TASK: Write out every single entry exactly.

[Extracted data entries]
.....

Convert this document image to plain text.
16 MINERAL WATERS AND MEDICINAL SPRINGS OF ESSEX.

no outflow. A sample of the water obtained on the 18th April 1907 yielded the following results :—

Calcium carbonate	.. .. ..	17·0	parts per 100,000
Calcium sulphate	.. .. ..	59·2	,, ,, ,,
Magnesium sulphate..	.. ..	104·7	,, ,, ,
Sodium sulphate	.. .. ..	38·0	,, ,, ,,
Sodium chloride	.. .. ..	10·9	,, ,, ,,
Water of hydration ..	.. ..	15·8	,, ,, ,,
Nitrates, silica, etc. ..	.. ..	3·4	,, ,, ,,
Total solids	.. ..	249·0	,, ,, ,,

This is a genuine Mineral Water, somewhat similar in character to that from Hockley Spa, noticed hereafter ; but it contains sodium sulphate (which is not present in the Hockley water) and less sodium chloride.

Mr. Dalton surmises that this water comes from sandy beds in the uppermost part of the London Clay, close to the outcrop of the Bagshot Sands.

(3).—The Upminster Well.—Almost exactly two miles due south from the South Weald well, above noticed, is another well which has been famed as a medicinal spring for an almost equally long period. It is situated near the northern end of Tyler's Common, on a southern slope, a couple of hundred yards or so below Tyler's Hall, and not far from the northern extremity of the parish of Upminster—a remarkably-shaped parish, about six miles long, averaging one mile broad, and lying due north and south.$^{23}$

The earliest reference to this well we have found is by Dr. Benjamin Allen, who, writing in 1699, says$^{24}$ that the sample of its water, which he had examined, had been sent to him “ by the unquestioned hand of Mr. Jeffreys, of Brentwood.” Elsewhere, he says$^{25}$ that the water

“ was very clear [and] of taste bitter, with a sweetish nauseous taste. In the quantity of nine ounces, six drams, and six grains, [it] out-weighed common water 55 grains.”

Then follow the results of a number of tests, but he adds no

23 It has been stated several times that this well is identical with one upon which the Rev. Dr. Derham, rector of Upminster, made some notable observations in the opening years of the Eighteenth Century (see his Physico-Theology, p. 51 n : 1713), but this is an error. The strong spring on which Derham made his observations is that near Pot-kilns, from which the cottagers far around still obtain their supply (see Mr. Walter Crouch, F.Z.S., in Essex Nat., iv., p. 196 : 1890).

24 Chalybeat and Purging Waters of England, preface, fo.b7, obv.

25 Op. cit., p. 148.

.....

TASK ANSWER:
Convert this document image to plain text.
16 MINERAL WATERS AND MEDICINAL SPRINGS OF ESSEX.

no outflow. A sample of the water obtained on the 18th April 1907 yielded the following results :—

Calcium carbonate	.. .. ..	17·0	parts per 100,000
Calcium sulphate	.. .. ..	59·2	,, ,, ,,
Magnesium sulphate..	.. ..	104·7	,, ,, ,
Sodium sulphate	.. .. ..	38·0	,, ,, ,,
Sodium chloride	.. .. ..	10·9	,, ,, ,,
Water of hydration ..	.. ..	15·8	,, ,, ,,
Nitrates, silica, etc. ..	.. ..	3·4	,, ,, ,,
Total solids	.. ..	249·0	,, ,, ,,

This is a genuine Mineral Water, somewhat similar in character to that from Hockley Spa, noticed hereafter ; but it contains sodium sulphate (which is not present in the Hockley water) and less sodium chloride.

Mr. Dalton surmises that this water comes from sandy beds in the uppermost part of the London Clay, close to the outcrop of the Bagshot Sands.

(3).—The Upminster Well.—Almost exactly two miles due south from the South Weald well, above noticed, is another well which has been famed as a medicinal spring for an almost equally long period. It is situated near the northern end of Tyler's Common, on a southern slope, a couple of hundred yards or so below Tyler's Hall, and not far from the northern extremity of the parish of Upminster—a remarkably-shaped parish, about six miles long, averaging one mile broad, and lying due north and south.$^{23}$

The earliest reference to this well we have found is by Dr. Benjamin Allen, who, writing in 1699, says$^{24}$ that the sample of its water, which he had examined, had been sent to him “ by the unquestioned hand of Mr. Jeffreys, of Brentwood.” Elsewhere, he says$^{25}$ that the water

“ was very clear [and] of taste bitter, with a sweetish nauseous taste. In the quantity of nine ounces, six drams, and six grains, [it] out-weighed common water 55 grains.”

Then follow the results of a number of tests, but he adds no

23 It has been stated several times that this well is identical with one upon which the Rev. Dr. Derham, rector of Upminster, made some notable observations in the opening years of the Eighteenth Century (see his Physico-Theology, p. 51 n : 1713), but this is an error. The strong spring on which Derham made his observations is that near Pot-kilns, from which the cottagers far around still obtain their supply (see Mr. Walter Crouch, F.Z.S., in Essex Nat., iv., p. 196 : 1890).

24 Chalybeat and Purging Waters of England, preface, fo.b7, obv.

25 Op. cit., p. 148.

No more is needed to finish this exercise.